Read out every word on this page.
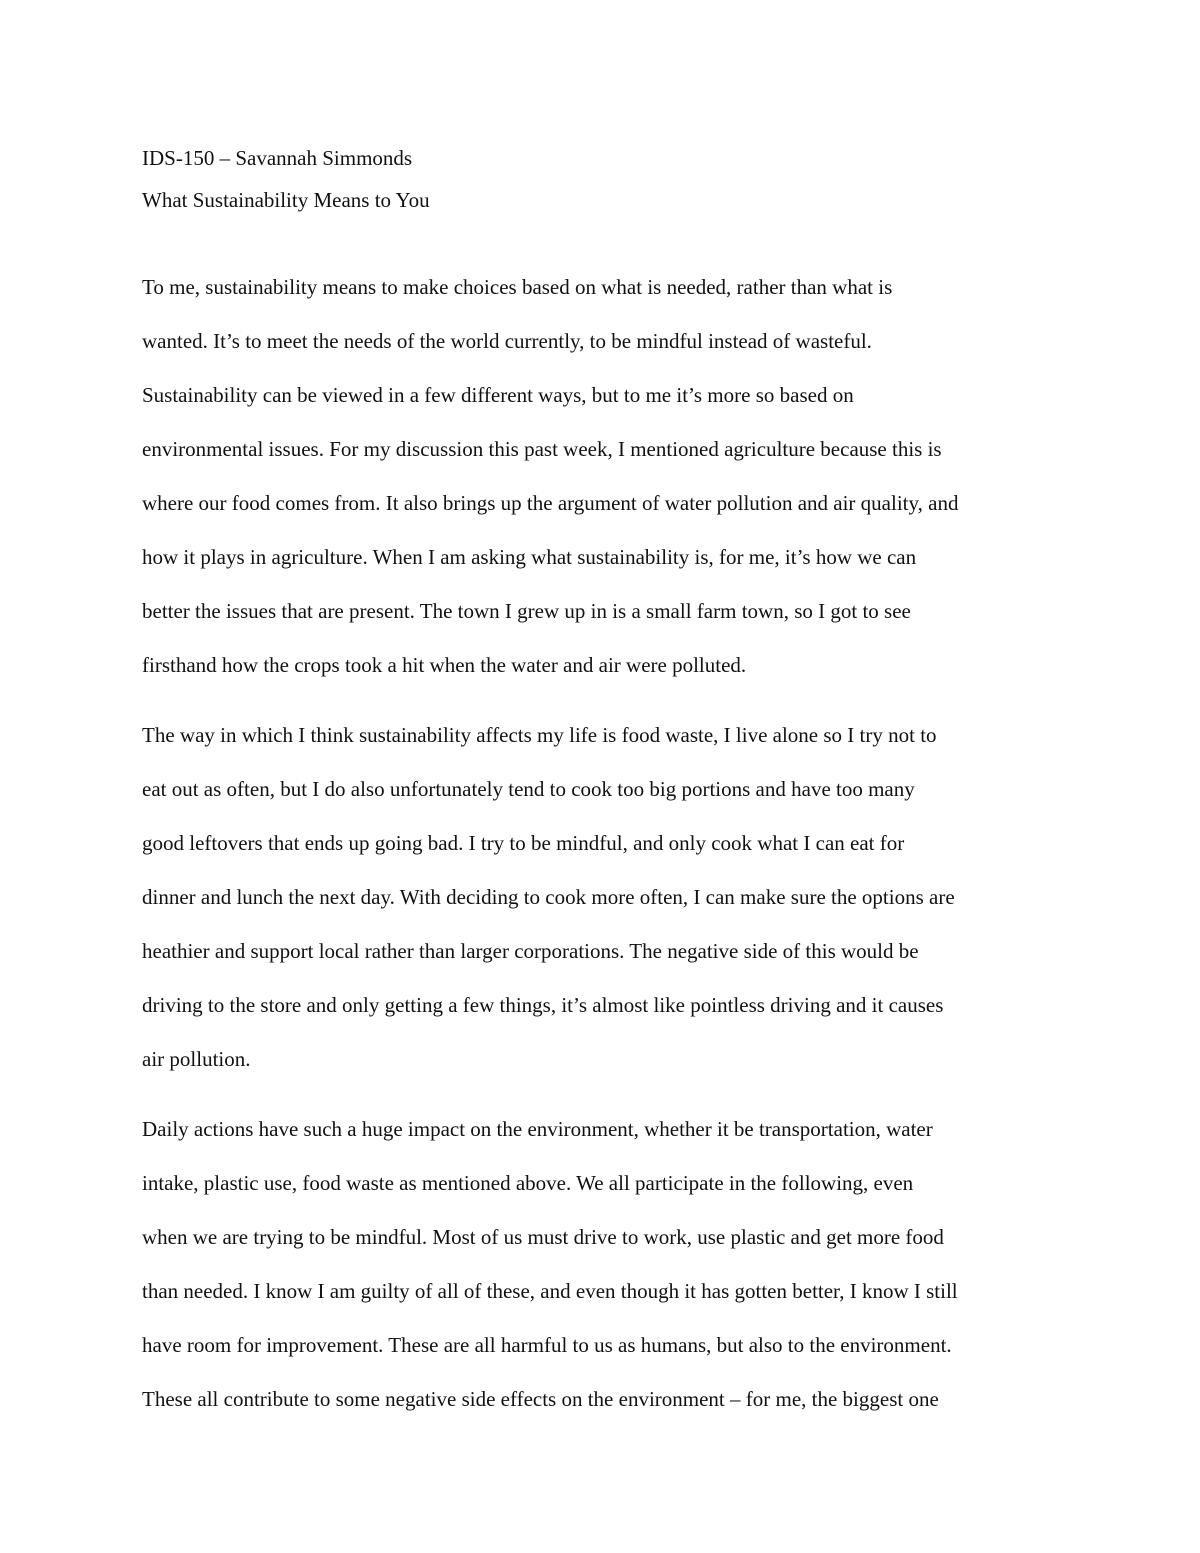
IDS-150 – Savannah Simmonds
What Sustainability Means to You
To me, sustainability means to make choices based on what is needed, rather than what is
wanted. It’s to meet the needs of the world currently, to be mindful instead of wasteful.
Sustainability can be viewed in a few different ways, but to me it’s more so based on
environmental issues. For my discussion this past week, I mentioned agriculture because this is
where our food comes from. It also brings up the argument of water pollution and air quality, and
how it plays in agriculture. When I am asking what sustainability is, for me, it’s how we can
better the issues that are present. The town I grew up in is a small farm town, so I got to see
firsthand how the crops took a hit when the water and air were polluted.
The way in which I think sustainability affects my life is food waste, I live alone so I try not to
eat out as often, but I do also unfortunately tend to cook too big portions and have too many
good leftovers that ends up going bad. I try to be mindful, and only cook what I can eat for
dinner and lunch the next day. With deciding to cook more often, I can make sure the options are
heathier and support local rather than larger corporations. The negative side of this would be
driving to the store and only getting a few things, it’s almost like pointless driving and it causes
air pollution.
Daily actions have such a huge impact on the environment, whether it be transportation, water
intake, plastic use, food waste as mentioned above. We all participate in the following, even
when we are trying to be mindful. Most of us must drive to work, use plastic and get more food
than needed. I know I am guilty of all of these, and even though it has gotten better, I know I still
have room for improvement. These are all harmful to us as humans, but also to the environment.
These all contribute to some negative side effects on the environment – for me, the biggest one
==
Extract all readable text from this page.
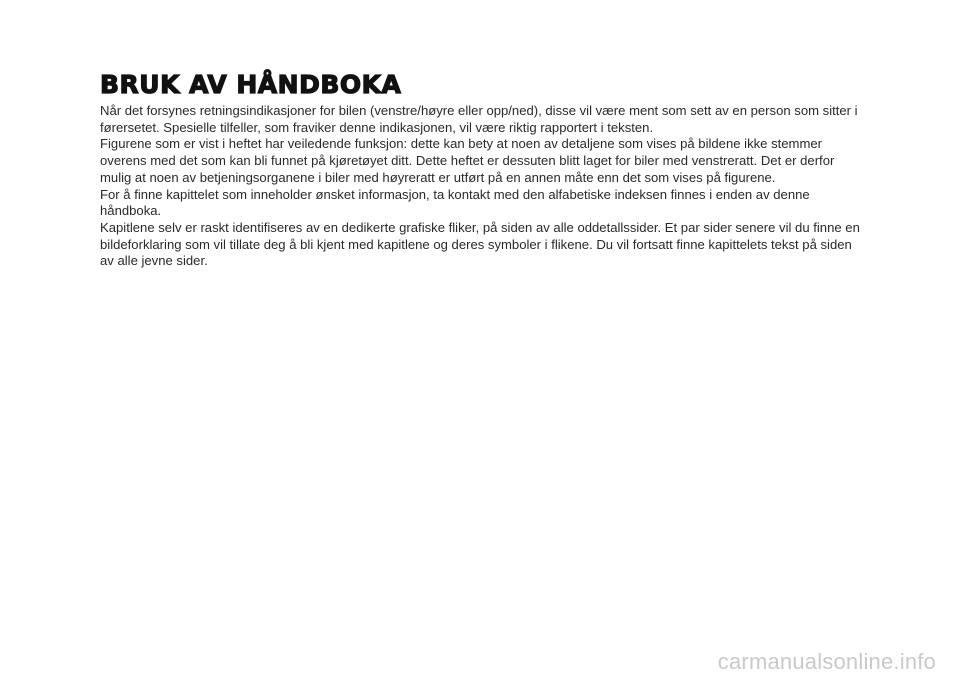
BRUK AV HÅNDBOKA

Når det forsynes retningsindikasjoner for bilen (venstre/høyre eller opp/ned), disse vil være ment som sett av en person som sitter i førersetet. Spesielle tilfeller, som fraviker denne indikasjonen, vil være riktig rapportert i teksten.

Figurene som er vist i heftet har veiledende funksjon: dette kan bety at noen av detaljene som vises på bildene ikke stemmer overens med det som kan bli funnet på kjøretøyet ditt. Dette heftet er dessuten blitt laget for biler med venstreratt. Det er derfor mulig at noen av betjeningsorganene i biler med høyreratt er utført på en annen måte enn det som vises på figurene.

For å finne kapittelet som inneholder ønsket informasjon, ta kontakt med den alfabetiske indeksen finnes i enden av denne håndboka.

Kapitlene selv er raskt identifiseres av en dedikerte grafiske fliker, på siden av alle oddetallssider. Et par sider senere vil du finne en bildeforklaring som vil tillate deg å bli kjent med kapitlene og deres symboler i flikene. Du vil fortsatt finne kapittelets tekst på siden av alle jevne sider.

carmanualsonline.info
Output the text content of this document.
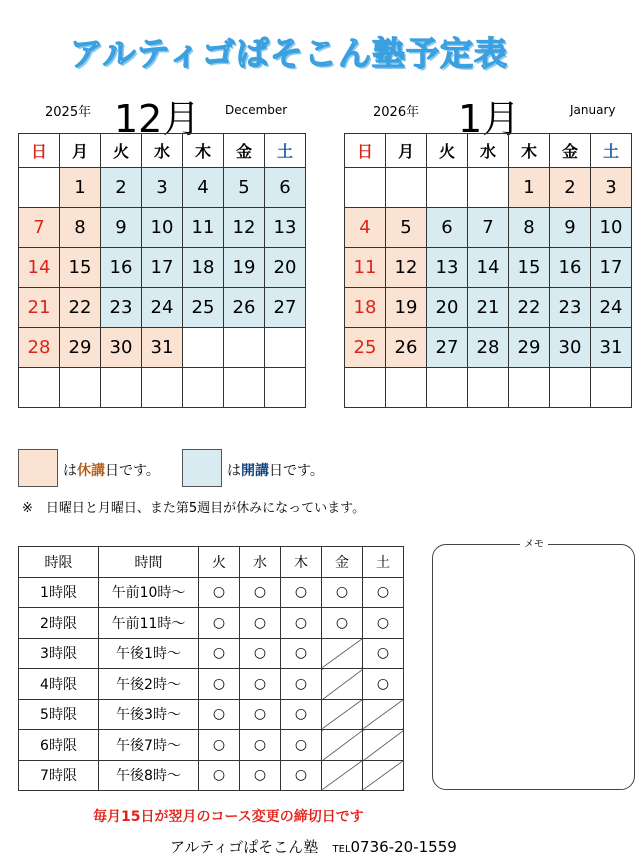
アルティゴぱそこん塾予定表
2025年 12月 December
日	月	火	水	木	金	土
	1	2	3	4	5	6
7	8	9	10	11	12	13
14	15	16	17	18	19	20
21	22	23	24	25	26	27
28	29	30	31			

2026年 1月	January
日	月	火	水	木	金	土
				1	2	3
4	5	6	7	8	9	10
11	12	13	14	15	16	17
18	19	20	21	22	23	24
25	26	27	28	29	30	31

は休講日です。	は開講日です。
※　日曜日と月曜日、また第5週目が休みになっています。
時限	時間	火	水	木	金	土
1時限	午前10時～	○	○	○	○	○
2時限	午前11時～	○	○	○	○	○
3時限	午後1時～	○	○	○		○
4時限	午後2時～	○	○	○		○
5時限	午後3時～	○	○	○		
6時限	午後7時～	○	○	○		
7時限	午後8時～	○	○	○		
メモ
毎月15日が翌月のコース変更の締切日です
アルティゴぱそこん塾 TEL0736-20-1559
* * *
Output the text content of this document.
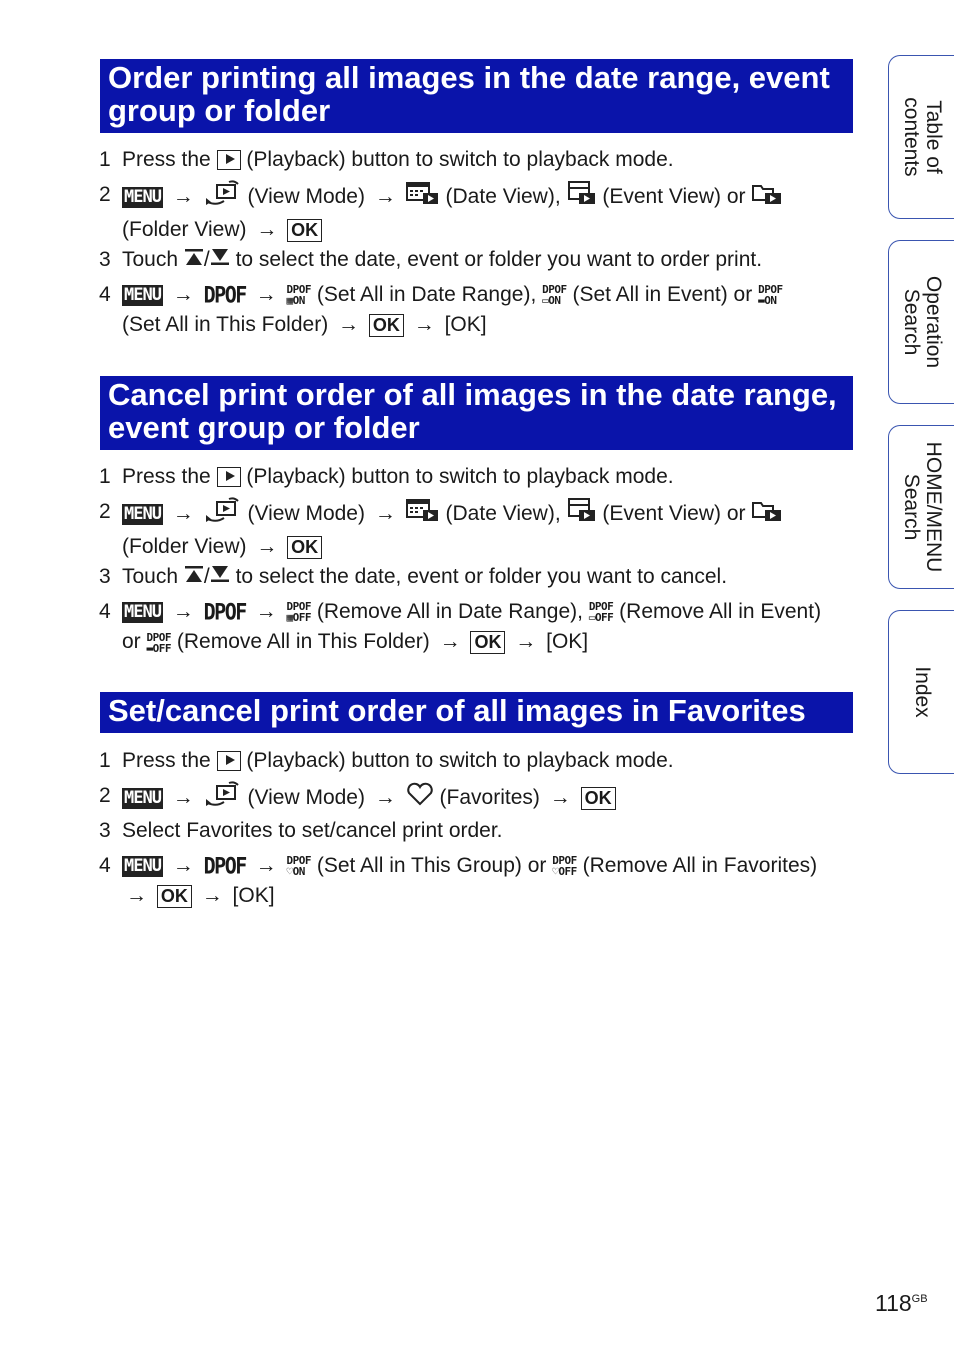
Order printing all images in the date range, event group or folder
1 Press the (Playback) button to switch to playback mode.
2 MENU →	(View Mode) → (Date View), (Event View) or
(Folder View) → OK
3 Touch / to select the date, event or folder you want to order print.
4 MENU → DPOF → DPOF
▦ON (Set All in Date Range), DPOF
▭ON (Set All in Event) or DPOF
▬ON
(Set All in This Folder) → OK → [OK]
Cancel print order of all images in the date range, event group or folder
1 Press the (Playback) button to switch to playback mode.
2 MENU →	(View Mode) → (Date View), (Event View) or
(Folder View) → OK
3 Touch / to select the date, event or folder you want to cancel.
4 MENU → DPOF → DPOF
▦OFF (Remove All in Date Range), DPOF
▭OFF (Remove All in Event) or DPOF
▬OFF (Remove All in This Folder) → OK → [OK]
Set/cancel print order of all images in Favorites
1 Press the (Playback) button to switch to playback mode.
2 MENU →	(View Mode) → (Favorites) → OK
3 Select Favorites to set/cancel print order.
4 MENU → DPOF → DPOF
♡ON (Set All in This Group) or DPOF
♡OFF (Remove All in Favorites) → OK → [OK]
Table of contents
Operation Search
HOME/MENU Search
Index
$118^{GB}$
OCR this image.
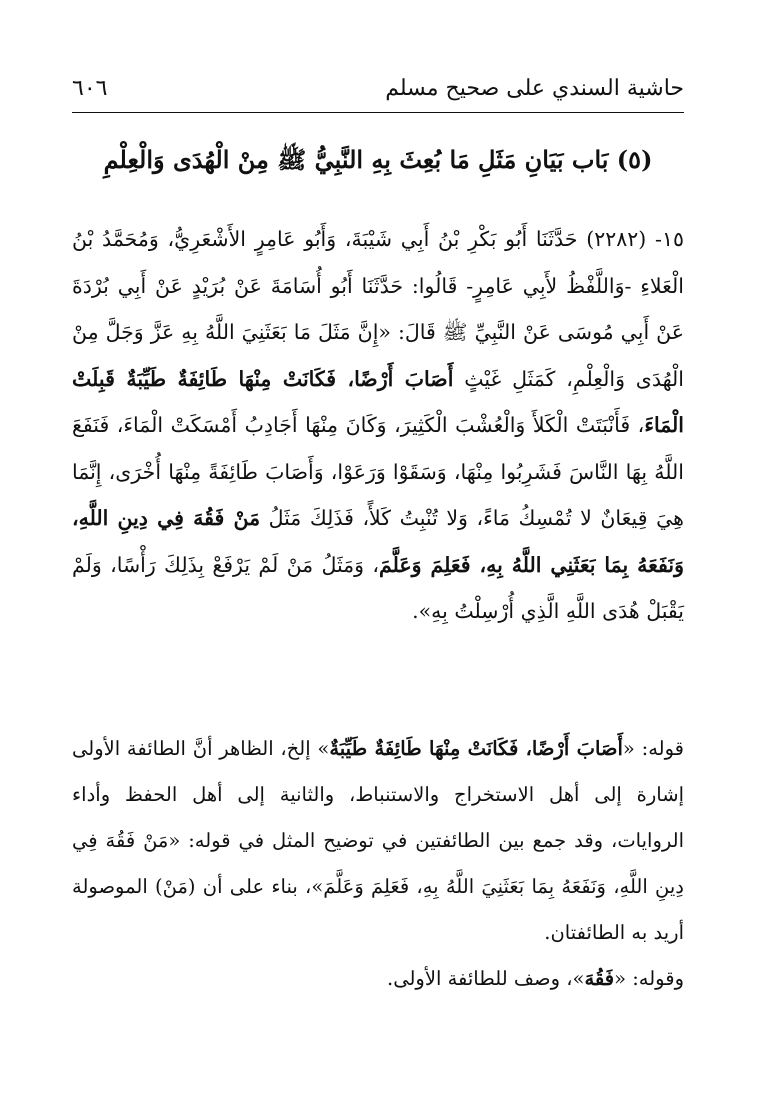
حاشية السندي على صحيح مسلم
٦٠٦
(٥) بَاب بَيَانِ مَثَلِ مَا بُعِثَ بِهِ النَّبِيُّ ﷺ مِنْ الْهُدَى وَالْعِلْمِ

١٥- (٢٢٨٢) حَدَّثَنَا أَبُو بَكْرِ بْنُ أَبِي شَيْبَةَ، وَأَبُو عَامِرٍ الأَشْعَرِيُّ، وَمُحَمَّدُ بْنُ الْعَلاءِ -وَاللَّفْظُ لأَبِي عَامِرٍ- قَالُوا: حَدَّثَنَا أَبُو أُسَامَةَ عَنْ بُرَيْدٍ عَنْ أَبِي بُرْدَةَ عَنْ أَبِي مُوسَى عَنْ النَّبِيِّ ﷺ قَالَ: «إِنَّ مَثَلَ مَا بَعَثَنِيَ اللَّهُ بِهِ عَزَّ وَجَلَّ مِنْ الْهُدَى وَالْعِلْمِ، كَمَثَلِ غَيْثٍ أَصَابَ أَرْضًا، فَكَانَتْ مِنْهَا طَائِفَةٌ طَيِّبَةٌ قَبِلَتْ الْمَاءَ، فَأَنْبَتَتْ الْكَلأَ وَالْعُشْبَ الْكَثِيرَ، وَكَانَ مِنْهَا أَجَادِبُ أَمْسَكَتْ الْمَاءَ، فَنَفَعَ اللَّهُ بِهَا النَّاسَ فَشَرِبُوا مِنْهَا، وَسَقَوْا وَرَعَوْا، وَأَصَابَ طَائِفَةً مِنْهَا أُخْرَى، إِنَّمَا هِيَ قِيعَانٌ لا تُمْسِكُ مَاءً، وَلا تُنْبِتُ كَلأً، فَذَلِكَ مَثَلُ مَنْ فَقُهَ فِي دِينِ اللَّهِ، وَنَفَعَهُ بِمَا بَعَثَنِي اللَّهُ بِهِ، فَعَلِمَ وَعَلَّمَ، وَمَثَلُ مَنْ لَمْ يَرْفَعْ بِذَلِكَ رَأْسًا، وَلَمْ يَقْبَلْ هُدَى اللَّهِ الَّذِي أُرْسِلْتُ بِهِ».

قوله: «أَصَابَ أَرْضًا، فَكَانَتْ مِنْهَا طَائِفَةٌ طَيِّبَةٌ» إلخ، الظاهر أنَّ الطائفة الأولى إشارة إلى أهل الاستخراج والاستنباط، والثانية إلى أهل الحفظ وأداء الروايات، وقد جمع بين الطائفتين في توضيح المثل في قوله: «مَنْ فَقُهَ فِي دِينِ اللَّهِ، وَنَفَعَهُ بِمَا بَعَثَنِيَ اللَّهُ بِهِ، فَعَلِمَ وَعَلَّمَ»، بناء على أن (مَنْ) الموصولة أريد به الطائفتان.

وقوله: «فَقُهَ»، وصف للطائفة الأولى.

▶ _Written problem_:
Only the number is wanted: how many lines of the material contain the word "agriculture"?

▶ _Response to this task_:
2